■ Exercise description ■
Set the listing down again exactly, please, apart from its pictures.

[Dataset items]
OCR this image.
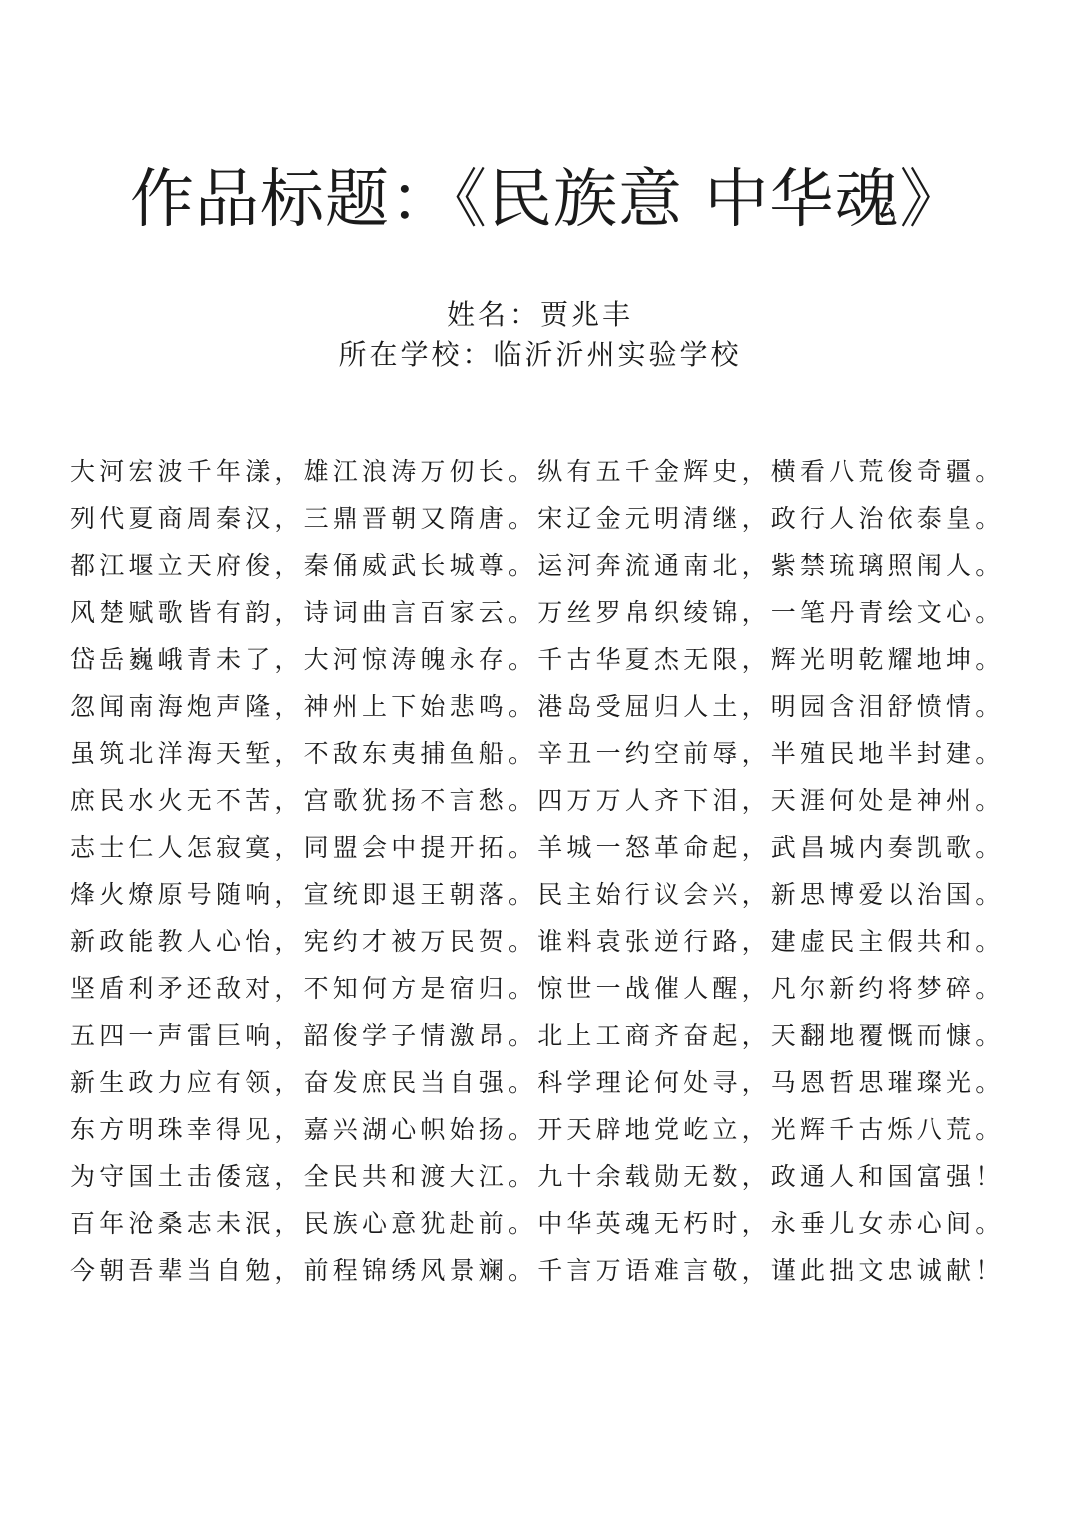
作品标题：《民族意 中华魂》
姓名：贾兆丰
所在学校：临沂沂州实验学校
大河宏波千年漾，雄江浪涛万仞长。纵有五千金辉史，横看八荒俊奇疆。
列代夏商周秦汉，三鼎晋朝又隋唐。宋辽金元明清继，政行人治依泰皇。
都江堰立天府俊，秦俑威武长城尊。运河奔流通南北，紫禁琉璃照闱人。
风楚赋歌皆有韵，诗词曲言百家云。万丝罗帛织绫锦，一笔丹青绘文心。
岱岳巍峨青未了，大河惊涛魄永存。千古华夏杰无限，辉光明乾耀地坤。
忽闻南海炮声隆，神州上下始悲鸣。港岛受屈归人土，明园含泪舒愤情。
虽筑北洋海天堑，不敌东夷捕鱼船。辛丑一约空前辱，半殖民地半封建。
庶民水火无不苦，宫歌犹扬不言愁。四万万人齐下泪，天涯何处是神州。
志士仁人怎寂寞，同盟会中提开拓。羊城一怒革命起，武昌城内奏凯歌。
烽火燎原号随响，宣统即退王朝落。民主始行议会兴，新思博爱以治国。
新政能教人心怡，宪约才被万民贺。谁料袁张逆行路，建虚民主假共和。
坚盾利矛还敌对，不知何方是宿归。惊世一战催人醒，凡尔新约将梦碎。
五四一声雷巨响，韶俊学子情激昂。北上工商齐奋起，天翻地覆慨而慷。
新生政力应有领，奋发庶民当自强。科学理论何处寻，马恩哲思璀璨光。
东方明珠幸得见，嘉兴湖心帜始扬。开天辟地党屹立，光辉千古烁八荒。
为守国土击倭寇，全民共和渡大江。九十余载勋无数，政通人和国富强！
百年沧桑志未泯，民族心意犹赴前。中华英魂无朽时，永垂儿女赤心间。
今朝吾辈当自勉，前程锦绣风景斓。千言万语难言敬，谨此拙文忠诚献！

■ Task answer ■
OCR this image.
作品标题：《民族意 中华魂》
姓名：贾兆丰
所在学校：临沂沂州实验学校
大河宏波千年漾，雄江浪涛万仞长。纵有五千金辉史，横看八荒俊奇疆。
列代夏商周秦汉，三鼎晋朝又隋唐。宋辽金元明清继，政行人治依泰皇。
都江堰立天府俊，秦俑威武长城尊。运河奔流通南北，紫禁琉璃照闱人。
风楚赋歌皆有韵，诗词曲言百家云。万丝罗帛织绫锦，一笔丹青绘文心。
岱岳巍峨青未了，大河惊涛魄永存。千古华夏杰无限，辉光明乾耀地坤。
忽闻南海炮声隆，神州上下始悲鸣。港岛受屈归人土，明园含泪舒愤情。
虽筑北洋海天堑，不敌东夷捕鱼船。辛丑一约空前辱，半殖民地半封建。
庶民水火无不苦，宫歌犹扬不言愁。四万万人齐下泪，天涯何处是神州。
志士仁人怎寂寞，同盟会中提开拓。羊城一怒革命起，武昌城内奏凯歌。
烽火燎原号随响，宣统即退王朝落。民主始行议会兴，新思博爱以治国。
新政能教人心怡，宪约才被万民贺。谁料袁张逆行路，建虚民主假共和。
坚盾利矛还敌对，不知何方是宿归。惊世一战催人醒，凡尔新约将梦碎。
五四一声雷巨响，韶俊学子情激昂。北上工商齐奋起，天翻地覆慨而慷。
新生政力应有领，奋发庶民当自强。科学理论何处寻，马恩哲思璀璨光。
东方明珠幸得见，嘉兴湖心帜始扬。开天辟地党屹立，光辉千古烁八荒。
为守国土击倭寇，全民共和渡大江。九十余载勋无数，政通人和国富强！
百年沧桑志未泯，民族心意犹赴前。中华英魂无朽时，永垂儿女赤心间。
今朝吾辈当自勉，前程锦绣风景斓。千言万语难言敬，谨此拙文忠诚献！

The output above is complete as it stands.